- EXERCISE BRIEF
Transcribe the whole listing without a single picture.

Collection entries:
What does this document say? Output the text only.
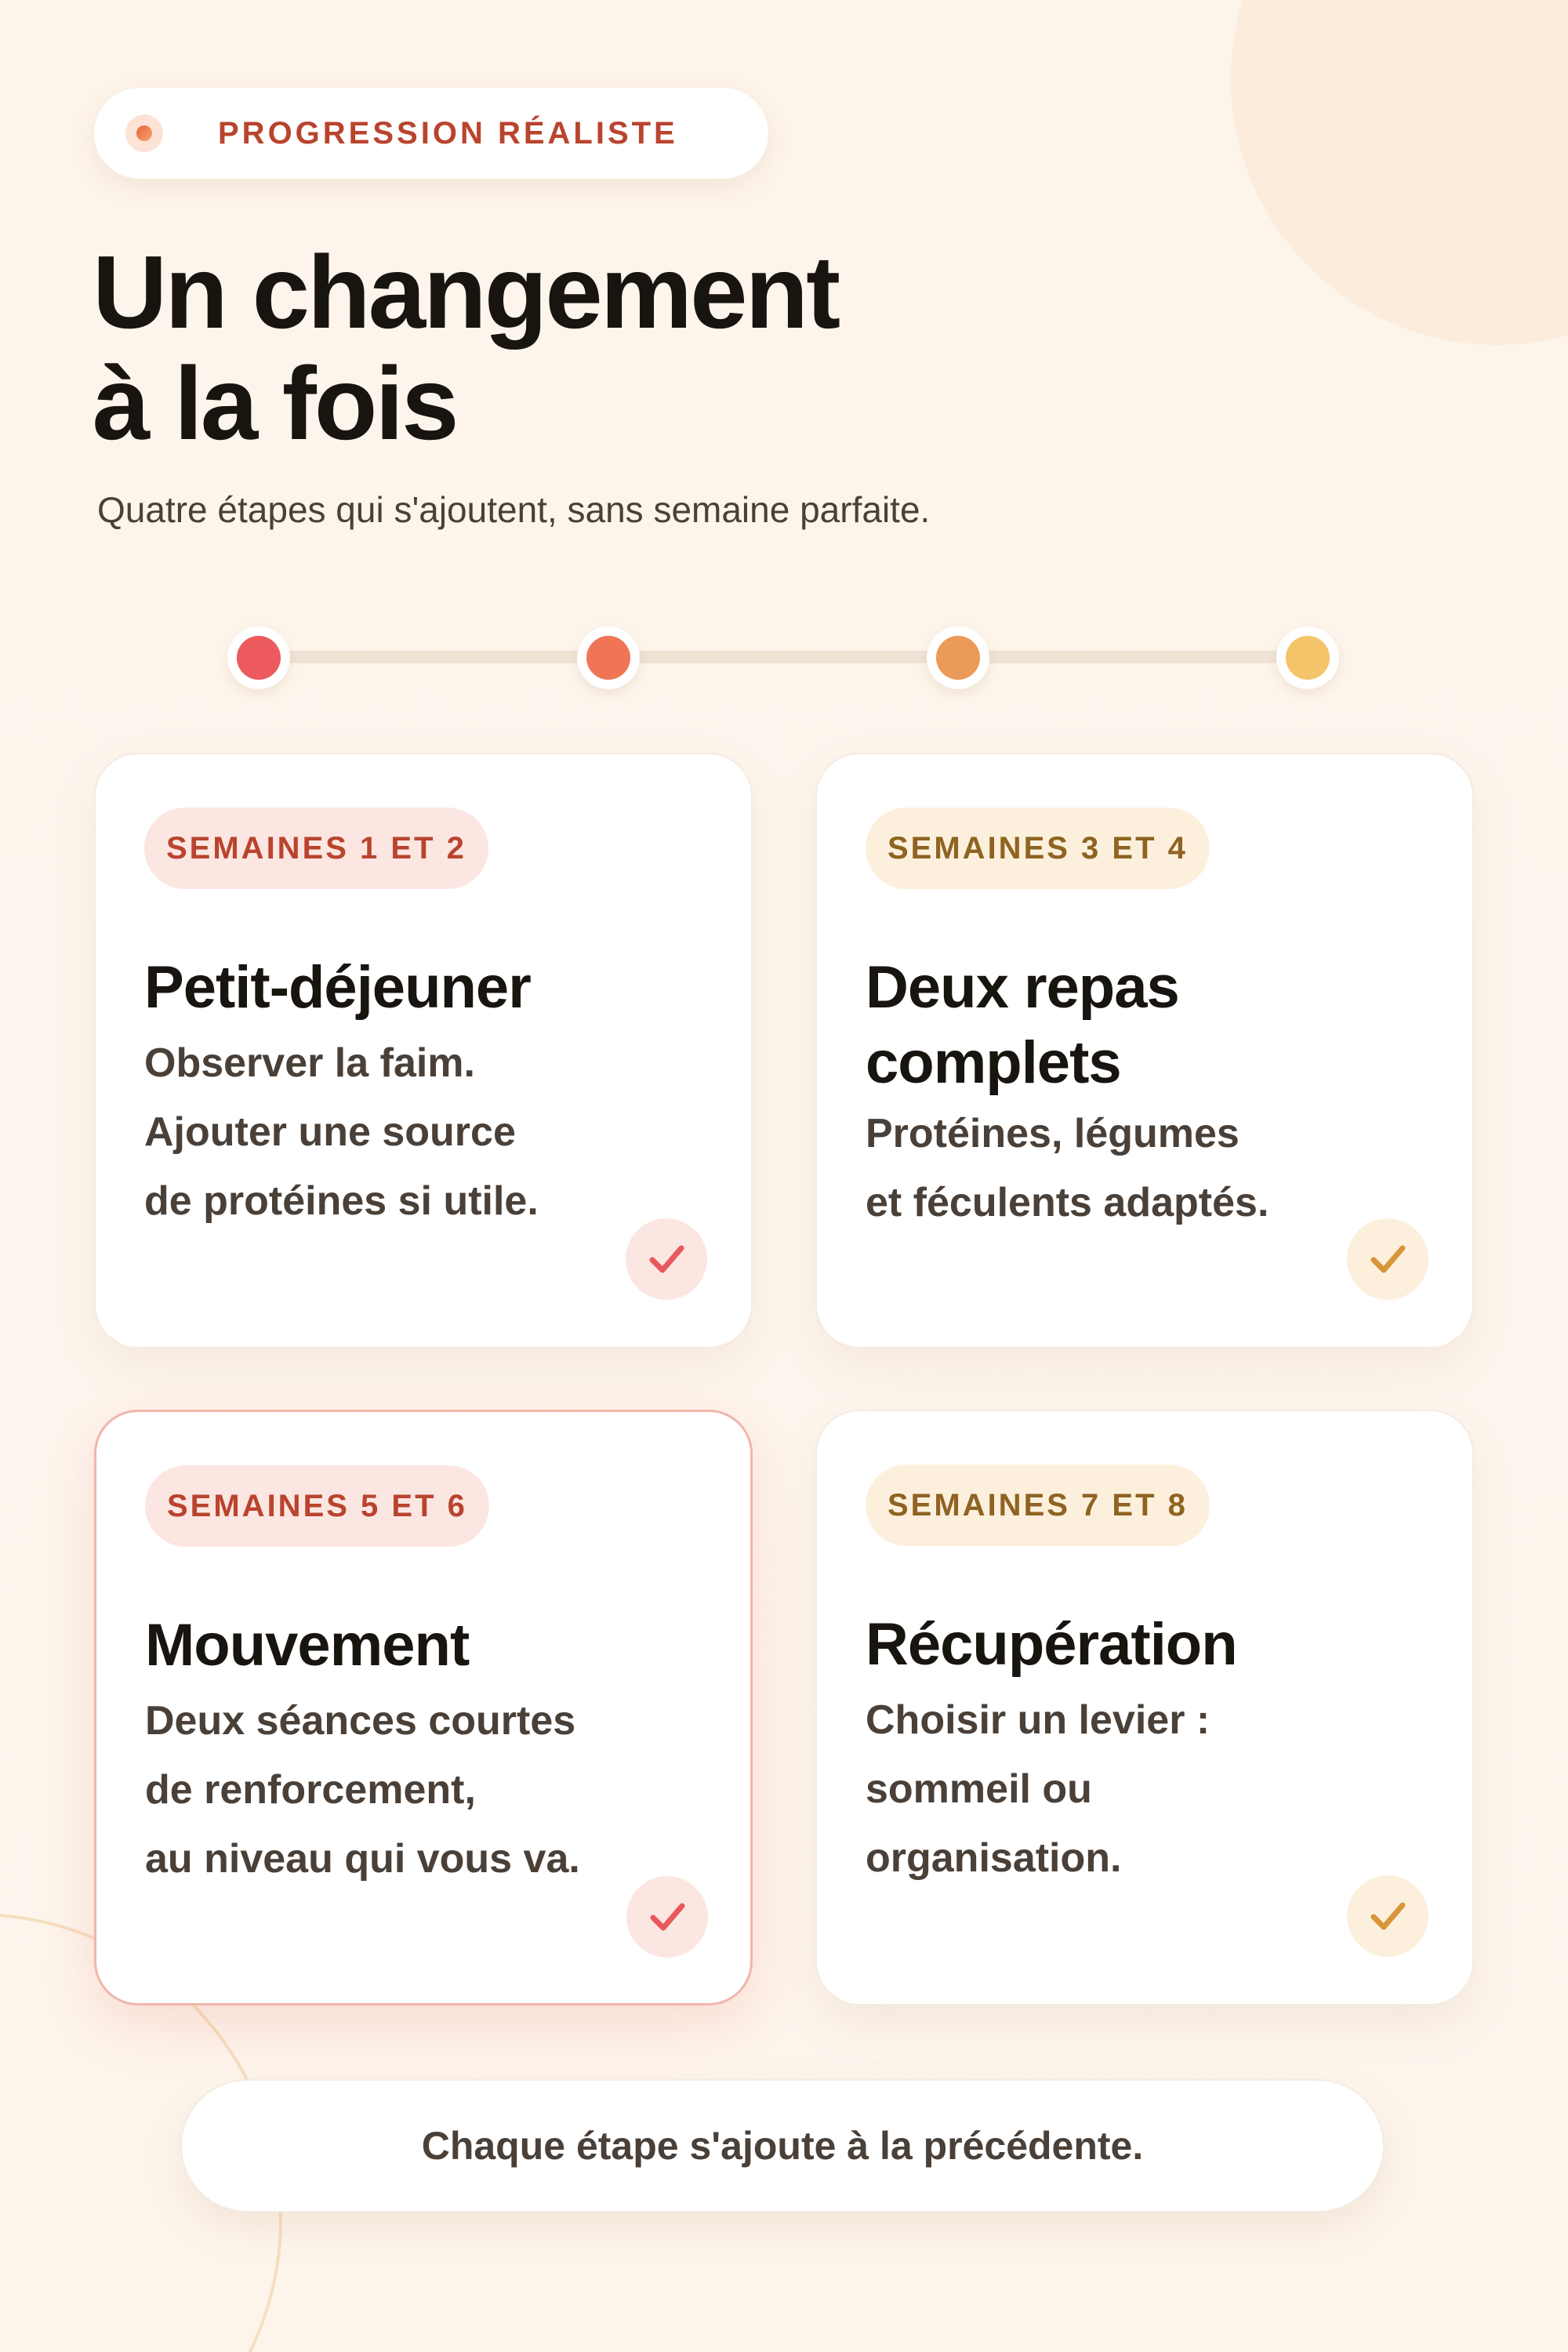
PROGRESSION RÉALISTE
Un changement
à la fois

Quatre étapes qui s'ajoutent, sans semaine parfaite.

SEMAINES 1 ET 2
Petit-déjeuner
Observer la faim.
Ajouter une source
de protéines si utile.
SEMAINES 3 ET 4
Deux repas
complets
Protéines, légumes
et féculents adaptés.
SEMAINES 5 ET 6
Mouvement
Deux séances courtes
de renforcement,
au niveau qui vous va.
SEMAINES 7 ET 8
Récupération
Choisir un levier :
sommeil ou
organisation.
Chaque étape s'ajoute à la précédente.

- RESPONSE
What does this document say? Output the text only.
PROGRESSION RÉALISTE
Un changement
à la fois

Quatre étapes qui s'ajoutent, sans semaine parfaite.

SEMAINES 1 ET 2
Petit-déjeuner
Observer la faim.
Ajouter une source
de protéines si utile.
SEMAINES 3 ET 4
Deux repas
complets
Protéines, légumes
et féculents adaptés.
SEMAINES 5 ET 6
Mouvement
Deux séances courtes
de renforcement,
au niveau qui vous va.
SEMAINES 7 ET 8
Récupération
Choisir un levier :
sommeil ou
organisation.
Chaque étape s'ajoute à la précédente.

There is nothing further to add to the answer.